▶ **Set task**: Write out each line of the listing as it stands, without the images.

▶ **Supplied material**:
::::::::::
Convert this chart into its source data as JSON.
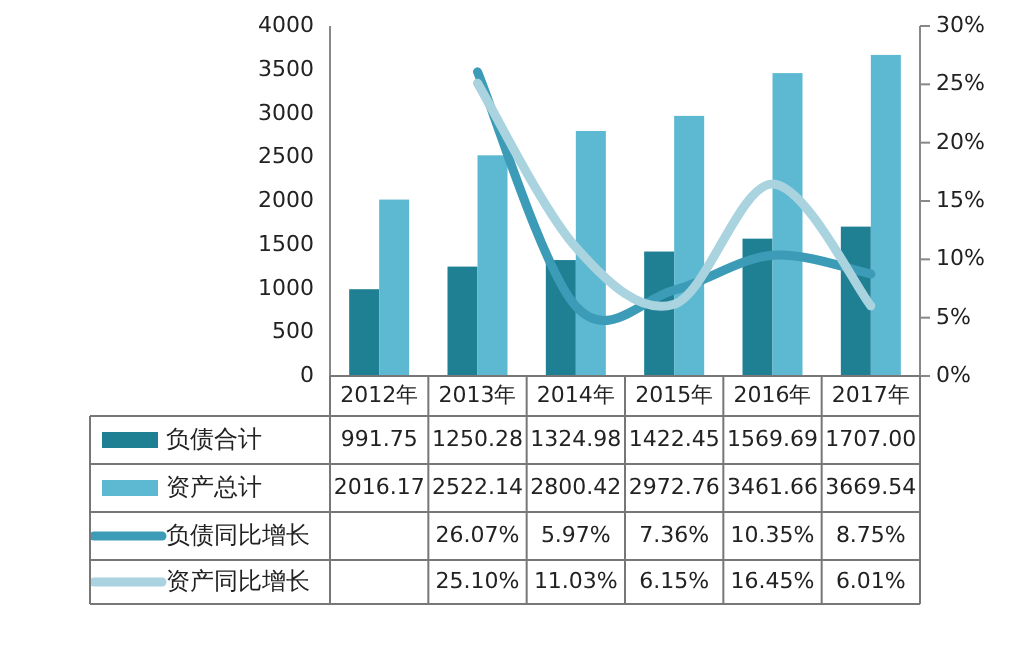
{
  "chart_data": {
    "type": "bar",
    "categories": [
      "2012年",
      "2013年",
      "2014年",
      "2015年",
      "2016年",
      "2017年"
    ],
    "ylim": [
      0,
      4000
    ],
    "yticks": [
      0,
      500,
      1000,
      1500,
      2000,
      2500,
      3000,
      3500,
      4000
    ],
    "y2lim": [
      0,
      30
    ],
    "y2ticks": [
      {
        "value": 0,
        "label": "0%"
      },
      {
        "value": 5,
        "label": "5%"
      },
      {
        "value": 10,
        "label": "10%"
      },
      {
        "value": 15,
        "label": "15%"
      },
      {
        "value": 20,
        "label": "20%"
      },
      {
        "value": 25,
        "label": "25%"
      },
      {
        "value": 30,
        "label": "30%"
      }
    ],
    "grid": false,
    "legend": "bottom",
    "series": [
      {
        "name": "负债合计",
        "color": "#1f7f93",
        "values": [
          991.75,
          1250.28,
          1324.98,
          1422.45,
          1569.69,
          1707.0
        ],
        "value_labels": [
          "991.75",
          "1250.28",
          "1324.98",
          "1422.45",
          "1569.69",
          "1707.00"
        ]
      },
      {
        "name": "资产总计",
        "color": "#5cb9d1",
        "values": [
          2016.17,
          2522.14,
          2800.42,
          2972.76,
          3461.66,
          3669.54
        ],
        "value_labels": [
          "2016.17",
          "2522.14",
          "2800.42",
          "2972.76",
          "3461.66",
          "3669.54"
        ]
      },
      {
        "name": "负债同比增长",
        "type": "line",
        "axis": "y2",
        "color": "#3c9bb6",
        "values": [
          null,
          26.07,
          5.97,
          7.36,
          10.35,
          8.75
        ],
        "value_labels": [
          null,
          "26.07%",
          "5.97%",
          "7.36%",
          "10.35%",
          "8.75%"
        ]
      },
      {
        "name": "资产同比增长",
        "type": "line",
        "axis": "y2",
        "color": "#a9d3df",
        "values": [
          null,
          25.1,
          11.03,
          6.15,
          16.45,
          6.01
        ],
        "value_labels": [
          null,
          "25.10%",
          "11.03%",
          "6.15%",
          "16.45%",
          "6.01%"
        ]
      }
    ]
  }
}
::::::::::
▶ **Written response**:
Convert this chart into its source data as JSON.
{
  "chart_data": {
    "type": "bar",
    "categories": [
      "2012年",
      "2013年",
      "2014年",
      "2015年",
      "2016年",
      "2017年"
    ],
    "ylim": [
      0,
      4000
    ],
    "yticks": [
      0,
      500,
      1000,
      1500,
      2000,
      2500,
      3000,
      3500,
      4000
    ],
    "y2lim": [
      0,
      30
    ],
    "y2ticks": [
      {
        "value": 0,
        "label": "0%"
      },
      {
        "value": 5,
        "label": "5%"
      },
      {
        "value": 10,
        "label": "10%"
      },
      {
        "value": 15,
        "label": "15%"
      },
      {
        "value": 20,
        "label": "20%"
      },
      {
        "value": 25,
        "label": "25%"
      },
      {
        "value": 30,
        "label": "30%"
      }
    ],
    "grid": false,
    "legend": "bottom",
    "series": [
      {
        "name": "负债合计",
        "color": "#1f7f93",
        "values": [
          991.75,
          1250.28,
          1324.98,
          1422.45,
          1569.69,
          1707.0
        ],
        "value_labels": [
          "991.75",
          "1250.28",
          "1324.98",
          "1422.45",
          "1569.69",
          "1707.00"
        ]
      },
      {
        "name": "资产总计",
        "color": "#5cb9d1",
        "values": [
          2016.17,
          2522.14,
          2800.42,
          2972.76,
          3461.66,
          3669.54
        ],
        "value_labels": [
          "2016.17",
          "2522.14",
          "2800.42",
          "2972.76",
          "3461.66",
          "3669.54"
        ]
      },
      {
        "name": "负债同比增长",
        "type": "line",
        "axis": "y2",
        "color": "#3c9bb6",
        "values": [
          null,
          26.07,
          5.97,
          7.36,
          10.35,
          8.75
        ],
        "value_labels": [
          null,
          "26.07%",
          "5.97%",
          "7.36%",
          "10.35%",
          "8.75%"
        ]
      },
      {
        "name": "资产同比增长",
        "type": "line",
        "axis": "y2",
        "color": "#a9d3df",
        "values": [
          null,
          25.1,
          11.03,
          6.15,
          16.45,
          6.01
        ],
        "value_labels": [
          null,
          "25.10%",
          "11.03%",
          "6.15%",
          "16.45%",
          "6.01%"
        ]
      }
    ]
  }
}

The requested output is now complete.